What you are asked to do: Locate the lines that hold the string "text". Copy every such line.

***** Data provided *****

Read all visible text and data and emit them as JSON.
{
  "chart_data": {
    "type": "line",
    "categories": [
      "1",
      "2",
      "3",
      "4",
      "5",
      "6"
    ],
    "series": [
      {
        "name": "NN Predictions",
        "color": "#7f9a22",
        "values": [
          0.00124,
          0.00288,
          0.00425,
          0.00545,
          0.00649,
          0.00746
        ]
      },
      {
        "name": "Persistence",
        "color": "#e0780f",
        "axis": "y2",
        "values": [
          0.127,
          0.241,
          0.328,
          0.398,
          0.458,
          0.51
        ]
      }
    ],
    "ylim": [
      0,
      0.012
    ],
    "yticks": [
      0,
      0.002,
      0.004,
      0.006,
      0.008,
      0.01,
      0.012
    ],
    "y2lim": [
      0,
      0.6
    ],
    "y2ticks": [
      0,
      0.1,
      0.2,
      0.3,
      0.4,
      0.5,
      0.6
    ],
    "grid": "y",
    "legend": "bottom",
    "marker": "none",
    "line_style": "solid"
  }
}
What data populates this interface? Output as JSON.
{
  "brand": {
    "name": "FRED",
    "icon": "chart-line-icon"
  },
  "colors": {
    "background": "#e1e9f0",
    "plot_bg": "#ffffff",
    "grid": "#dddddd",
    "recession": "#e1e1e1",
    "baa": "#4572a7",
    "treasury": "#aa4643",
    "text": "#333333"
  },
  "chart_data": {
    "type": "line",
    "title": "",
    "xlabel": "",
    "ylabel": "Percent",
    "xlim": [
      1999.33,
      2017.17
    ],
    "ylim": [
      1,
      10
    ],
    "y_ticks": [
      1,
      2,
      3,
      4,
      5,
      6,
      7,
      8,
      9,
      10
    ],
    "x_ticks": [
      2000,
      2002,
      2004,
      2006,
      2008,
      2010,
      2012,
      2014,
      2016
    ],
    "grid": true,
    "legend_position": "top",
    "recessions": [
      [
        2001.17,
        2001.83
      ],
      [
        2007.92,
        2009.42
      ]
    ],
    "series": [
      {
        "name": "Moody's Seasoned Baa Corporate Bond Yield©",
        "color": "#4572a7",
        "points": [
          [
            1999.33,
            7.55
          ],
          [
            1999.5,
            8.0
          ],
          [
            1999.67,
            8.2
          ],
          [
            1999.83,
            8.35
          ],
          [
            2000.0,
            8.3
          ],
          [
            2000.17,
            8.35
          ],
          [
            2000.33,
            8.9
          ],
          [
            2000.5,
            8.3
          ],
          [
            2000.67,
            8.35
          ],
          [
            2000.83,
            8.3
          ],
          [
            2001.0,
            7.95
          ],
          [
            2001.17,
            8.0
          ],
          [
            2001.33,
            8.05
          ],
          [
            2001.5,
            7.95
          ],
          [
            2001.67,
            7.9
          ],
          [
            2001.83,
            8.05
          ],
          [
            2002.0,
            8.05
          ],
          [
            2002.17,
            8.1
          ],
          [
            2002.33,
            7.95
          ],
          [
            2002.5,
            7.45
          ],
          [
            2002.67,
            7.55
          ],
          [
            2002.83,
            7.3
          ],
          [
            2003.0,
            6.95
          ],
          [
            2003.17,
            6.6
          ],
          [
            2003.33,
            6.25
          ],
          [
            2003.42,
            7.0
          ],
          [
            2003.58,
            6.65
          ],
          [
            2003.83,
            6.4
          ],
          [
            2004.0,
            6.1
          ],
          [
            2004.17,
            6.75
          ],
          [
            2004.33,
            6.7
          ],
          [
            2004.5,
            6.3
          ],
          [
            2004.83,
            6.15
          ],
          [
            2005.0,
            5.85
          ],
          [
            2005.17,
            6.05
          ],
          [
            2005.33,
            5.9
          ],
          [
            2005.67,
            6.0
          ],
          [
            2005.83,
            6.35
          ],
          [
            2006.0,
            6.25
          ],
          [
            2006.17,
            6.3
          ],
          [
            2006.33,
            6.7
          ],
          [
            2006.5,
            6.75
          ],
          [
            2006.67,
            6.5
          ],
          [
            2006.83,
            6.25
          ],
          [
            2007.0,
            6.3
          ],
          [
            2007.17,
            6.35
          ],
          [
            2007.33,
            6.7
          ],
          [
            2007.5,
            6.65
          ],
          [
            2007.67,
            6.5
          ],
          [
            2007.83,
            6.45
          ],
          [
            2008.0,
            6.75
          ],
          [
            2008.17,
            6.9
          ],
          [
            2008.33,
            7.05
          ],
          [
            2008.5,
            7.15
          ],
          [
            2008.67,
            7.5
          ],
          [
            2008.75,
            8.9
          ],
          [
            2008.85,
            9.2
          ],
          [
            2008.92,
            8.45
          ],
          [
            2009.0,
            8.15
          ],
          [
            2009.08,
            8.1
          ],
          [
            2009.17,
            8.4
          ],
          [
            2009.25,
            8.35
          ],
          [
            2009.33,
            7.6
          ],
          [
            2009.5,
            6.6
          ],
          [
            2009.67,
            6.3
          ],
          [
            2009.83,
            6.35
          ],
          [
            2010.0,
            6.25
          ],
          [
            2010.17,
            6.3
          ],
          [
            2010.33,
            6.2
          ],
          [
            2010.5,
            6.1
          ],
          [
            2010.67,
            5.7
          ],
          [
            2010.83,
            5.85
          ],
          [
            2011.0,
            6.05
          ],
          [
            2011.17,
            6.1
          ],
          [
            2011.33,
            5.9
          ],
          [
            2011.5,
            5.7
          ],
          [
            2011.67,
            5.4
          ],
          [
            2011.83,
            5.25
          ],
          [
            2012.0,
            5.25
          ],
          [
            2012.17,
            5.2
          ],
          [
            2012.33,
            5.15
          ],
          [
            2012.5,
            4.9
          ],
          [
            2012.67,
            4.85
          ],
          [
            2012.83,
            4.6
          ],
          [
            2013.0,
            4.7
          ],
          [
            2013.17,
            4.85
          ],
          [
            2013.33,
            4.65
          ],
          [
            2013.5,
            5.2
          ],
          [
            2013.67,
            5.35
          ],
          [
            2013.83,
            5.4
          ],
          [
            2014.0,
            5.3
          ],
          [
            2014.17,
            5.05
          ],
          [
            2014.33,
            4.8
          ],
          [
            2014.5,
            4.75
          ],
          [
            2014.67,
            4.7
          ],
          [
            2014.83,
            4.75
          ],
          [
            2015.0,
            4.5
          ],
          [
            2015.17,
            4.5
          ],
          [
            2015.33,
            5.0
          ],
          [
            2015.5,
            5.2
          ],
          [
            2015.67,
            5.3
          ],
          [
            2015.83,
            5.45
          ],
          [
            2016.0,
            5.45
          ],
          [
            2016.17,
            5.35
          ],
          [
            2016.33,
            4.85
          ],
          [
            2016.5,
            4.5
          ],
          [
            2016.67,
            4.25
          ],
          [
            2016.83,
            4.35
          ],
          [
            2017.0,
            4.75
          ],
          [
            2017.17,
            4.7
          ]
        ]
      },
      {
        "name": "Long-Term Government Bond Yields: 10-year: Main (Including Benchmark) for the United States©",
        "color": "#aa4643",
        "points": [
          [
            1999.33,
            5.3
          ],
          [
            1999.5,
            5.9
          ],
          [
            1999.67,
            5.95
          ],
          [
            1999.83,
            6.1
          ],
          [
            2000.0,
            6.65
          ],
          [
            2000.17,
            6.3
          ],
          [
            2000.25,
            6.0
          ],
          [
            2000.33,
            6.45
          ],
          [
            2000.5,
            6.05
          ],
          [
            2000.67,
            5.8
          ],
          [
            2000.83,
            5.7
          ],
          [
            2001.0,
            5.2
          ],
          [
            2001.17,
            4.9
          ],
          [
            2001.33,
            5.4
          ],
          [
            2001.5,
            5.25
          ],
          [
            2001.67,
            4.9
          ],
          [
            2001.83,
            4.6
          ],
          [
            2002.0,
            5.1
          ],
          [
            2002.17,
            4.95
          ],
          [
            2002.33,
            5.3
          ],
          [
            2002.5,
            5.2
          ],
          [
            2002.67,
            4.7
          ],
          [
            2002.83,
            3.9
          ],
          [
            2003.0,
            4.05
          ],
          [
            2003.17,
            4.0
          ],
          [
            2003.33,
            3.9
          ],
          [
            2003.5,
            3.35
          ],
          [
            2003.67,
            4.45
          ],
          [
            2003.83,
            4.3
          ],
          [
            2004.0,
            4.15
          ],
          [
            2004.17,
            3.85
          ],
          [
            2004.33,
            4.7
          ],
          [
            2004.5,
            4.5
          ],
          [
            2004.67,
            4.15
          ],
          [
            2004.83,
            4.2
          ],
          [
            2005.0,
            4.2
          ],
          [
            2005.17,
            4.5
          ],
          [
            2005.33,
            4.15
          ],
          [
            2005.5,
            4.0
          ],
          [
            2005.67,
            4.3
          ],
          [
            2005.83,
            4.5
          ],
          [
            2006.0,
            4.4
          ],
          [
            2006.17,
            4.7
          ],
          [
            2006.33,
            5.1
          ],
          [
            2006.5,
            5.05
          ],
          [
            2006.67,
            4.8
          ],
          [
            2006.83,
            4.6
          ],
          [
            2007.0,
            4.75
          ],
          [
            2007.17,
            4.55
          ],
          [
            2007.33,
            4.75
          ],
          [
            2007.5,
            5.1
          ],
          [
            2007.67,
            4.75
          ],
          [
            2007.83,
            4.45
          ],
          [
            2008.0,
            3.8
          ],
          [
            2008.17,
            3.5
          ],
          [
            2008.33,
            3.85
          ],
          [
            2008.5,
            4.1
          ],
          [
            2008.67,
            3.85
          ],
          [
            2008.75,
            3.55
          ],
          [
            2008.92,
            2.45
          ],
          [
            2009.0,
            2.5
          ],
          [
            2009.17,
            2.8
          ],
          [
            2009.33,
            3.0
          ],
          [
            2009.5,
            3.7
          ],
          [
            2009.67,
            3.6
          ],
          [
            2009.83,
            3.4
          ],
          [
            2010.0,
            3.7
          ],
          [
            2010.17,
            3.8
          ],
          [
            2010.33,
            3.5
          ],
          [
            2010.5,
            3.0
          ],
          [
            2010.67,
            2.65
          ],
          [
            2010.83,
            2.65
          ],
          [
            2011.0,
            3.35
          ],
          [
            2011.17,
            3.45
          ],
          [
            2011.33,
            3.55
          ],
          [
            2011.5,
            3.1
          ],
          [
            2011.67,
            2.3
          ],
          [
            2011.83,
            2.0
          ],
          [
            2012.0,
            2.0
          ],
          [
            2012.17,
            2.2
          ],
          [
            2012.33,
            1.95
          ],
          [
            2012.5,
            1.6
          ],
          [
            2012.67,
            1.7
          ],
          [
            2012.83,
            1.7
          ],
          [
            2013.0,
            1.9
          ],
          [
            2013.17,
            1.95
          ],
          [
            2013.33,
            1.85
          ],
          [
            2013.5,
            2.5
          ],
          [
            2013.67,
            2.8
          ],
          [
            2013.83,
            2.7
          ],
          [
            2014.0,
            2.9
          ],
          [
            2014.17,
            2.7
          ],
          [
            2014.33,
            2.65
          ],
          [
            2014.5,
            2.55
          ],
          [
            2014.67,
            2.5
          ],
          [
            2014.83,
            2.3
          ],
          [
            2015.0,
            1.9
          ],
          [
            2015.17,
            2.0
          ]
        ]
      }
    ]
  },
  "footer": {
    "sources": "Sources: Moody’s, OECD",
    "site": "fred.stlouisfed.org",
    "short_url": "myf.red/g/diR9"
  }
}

*****

Solution for this task:
Read all visible text and data and emit them as JSON.
    "text": "#333333"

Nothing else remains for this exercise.